-- start INFORMATION GIVEN --

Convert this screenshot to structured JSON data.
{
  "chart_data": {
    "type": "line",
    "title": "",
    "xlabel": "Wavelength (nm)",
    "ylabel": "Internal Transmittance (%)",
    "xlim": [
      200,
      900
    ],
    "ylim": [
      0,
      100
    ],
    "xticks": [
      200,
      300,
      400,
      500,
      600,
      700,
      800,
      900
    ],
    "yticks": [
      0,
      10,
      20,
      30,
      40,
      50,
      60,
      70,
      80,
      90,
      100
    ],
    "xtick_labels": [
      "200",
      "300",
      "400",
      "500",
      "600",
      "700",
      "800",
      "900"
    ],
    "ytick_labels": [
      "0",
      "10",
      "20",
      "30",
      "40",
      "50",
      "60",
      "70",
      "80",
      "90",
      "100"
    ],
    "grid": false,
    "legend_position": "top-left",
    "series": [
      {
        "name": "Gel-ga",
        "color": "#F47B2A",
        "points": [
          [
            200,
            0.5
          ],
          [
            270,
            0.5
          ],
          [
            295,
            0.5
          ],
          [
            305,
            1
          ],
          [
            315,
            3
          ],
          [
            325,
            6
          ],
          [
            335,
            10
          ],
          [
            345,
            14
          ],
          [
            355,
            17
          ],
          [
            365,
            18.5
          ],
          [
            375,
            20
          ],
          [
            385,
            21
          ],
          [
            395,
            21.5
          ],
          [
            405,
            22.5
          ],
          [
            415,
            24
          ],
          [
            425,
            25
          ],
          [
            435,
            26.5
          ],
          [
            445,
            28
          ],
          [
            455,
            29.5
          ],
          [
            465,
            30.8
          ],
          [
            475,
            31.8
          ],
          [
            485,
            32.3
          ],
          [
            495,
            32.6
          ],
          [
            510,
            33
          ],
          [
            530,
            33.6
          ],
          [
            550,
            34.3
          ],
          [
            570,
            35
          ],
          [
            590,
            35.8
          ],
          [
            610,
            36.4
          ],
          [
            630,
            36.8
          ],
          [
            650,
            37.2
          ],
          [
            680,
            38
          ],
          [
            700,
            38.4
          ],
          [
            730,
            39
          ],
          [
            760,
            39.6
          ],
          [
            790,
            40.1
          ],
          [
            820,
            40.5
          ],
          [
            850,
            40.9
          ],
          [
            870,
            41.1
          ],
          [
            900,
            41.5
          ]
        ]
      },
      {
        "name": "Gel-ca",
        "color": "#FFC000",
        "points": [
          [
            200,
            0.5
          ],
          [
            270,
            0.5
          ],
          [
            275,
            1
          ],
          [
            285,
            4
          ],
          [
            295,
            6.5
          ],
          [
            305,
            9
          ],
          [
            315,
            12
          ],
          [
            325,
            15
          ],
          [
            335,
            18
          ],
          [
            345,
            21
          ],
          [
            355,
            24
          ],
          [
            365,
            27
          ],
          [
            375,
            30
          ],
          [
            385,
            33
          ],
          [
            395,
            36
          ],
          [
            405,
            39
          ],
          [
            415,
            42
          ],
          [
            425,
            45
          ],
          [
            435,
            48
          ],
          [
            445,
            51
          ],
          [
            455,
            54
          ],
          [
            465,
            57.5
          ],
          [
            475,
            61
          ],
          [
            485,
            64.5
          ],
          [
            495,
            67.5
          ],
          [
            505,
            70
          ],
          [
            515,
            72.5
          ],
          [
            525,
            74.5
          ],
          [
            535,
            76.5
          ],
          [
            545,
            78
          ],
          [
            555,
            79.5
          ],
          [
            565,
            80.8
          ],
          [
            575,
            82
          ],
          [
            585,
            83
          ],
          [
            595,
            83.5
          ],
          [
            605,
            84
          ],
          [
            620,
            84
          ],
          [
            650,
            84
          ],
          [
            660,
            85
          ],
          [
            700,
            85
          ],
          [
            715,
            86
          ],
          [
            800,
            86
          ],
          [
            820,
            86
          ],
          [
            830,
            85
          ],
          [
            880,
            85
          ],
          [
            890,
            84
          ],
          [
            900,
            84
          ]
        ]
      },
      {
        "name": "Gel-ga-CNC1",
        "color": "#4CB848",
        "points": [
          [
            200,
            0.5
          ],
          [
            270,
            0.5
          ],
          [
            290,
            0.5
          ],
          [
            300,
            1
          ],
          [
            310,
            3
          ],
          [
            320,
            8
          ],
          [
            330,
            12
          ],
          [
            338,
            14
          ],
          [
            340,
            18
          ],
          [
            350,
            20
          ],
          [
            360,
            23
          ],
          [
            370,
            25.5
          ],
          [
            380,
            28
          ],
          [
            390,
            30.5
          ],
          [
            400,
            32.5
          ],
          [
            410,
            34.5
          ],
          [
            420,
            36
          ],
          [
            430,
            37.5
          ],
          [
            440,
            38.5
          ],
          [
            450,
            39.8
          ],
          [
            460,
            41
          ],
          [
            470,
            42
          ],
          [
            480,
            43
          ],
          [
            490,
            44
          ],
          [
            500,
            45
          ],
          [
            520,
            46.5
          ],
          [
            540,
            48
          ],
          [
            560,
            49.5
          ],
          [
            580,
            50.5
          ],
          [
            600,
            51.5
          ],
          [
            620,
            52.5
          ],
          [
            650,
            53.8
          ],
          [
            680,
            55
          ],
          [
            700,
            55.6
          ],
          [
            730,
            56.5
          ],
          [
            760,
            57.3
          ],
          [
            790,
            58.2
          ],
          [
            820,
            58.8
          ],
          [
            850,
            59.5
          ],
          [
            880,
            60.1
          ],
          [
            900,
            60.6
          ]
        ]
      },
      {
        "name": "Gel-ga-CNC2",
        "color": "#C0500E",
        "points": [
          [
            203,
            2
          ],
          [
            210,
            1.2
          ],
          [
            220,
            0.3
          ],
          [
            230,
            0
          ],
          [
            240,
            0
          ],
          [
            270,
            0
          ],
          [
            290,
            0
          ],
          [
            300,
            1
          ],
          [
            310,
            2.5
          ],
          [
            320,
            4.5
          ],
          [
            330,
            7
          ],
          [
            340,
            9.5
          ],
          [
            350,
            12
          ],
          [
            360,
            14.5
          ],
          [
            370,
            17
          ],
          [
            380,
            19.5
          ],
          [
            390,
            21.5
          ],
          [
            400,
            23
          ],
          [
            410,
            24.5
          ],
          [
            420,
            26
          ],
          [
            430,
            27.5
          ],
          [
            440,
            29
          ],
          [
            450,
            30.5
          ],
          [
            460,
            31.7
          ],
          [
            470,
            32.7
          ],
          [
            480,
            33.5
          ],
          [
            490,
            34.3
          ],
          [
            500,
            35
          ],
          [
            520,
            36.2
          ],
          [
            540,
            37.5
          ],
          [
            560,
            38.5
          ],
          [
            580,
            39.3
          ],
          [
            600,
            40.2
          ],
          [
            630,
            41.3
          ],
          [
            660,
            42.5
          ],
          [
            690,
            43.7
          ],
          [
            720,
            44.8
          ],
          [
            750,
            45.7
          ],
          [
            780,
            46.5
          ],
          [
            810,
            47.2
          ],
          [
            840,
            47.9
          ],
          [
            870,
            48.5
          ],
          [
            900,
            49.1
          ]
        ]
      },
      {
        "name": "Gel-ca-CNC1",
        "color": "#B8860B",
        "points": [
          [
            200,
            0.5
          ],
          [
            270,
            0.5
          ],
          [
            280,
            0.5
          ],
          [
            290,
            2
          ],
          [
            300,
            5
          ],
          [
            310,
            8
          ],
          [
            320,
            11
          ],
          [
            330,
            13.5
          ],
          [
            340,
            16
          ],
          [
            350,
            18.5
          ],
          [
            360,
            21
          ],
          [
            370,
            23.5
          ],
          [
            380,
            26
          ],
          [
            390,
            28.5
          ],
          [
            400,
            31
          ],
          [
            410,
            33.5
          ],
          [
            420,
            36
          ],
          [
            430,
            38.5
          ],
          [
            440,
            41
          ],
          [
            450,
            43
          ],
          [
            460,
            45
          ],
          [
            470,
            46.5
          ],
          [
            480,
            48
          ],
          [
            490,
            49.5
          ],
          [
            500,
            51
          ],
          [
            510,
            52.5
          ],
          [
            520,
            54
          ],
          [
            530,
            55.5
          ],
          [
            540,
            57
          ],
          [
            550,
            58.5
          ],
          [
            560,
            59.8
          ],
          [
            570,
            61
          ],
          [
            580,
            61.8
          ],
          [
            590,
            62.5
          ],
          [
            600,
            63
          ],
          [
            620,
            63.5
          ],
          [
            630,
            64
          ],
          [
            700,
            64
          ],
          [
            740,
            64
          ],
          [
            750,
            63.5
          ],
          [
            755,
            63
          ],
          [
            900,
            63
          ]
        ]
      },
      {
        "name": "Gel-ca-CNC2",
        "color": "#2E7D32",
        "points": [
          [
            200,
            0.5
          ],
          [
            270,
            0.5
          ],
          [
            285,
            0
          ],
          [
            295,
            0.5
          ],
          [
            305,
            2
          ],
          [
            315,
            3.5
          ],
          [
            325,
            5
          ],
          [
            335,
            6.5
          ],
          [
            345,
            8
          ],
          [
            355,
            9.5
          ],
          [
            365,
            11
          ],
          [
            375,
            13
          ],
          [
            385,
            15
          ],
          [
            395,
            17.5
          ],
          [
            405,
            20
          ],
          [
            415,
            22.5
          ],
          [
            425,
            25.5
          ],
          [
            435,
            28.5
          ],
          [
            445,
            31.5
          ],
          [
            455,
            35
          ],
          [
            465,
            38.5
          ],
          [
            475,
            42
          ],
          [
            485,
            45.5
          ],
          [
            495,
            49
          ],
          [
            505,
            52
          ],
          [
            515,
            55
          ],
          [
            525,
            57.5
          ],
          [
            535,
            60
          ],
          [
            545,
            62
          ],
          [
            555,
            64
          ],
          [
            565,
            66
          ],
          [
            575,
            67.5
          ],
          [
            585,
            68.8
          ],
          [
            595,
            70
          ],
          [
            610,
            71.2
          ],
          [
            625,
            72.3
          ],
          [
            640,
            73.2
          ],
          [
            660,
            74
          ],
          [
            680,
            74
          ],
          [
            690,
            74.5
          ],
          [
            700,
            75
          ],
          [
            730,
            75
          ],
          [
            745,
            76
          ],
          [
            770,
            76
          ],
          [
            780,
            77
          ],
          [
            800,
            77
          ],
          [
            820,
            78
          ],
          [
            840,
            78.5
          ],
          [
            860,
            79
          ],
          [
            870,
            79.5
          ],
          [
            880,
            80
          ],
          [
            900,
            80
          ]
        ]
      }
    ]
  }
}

-- end INFORMATION GIVEN --

▸ **TO BE DONE**
Copy every line in the listing above where the string "name" turns up.

▸ **WRITTEN RESPONSE**
        "name": "Gel-ga",
        "name": "Gel-ca",
        "name": "Gel-ga-CNC1",
        "name": "Gel-ga-CNC2",
        "name": "Gel-ca-CNC1",
        "name": "Gel-ca-CNC2",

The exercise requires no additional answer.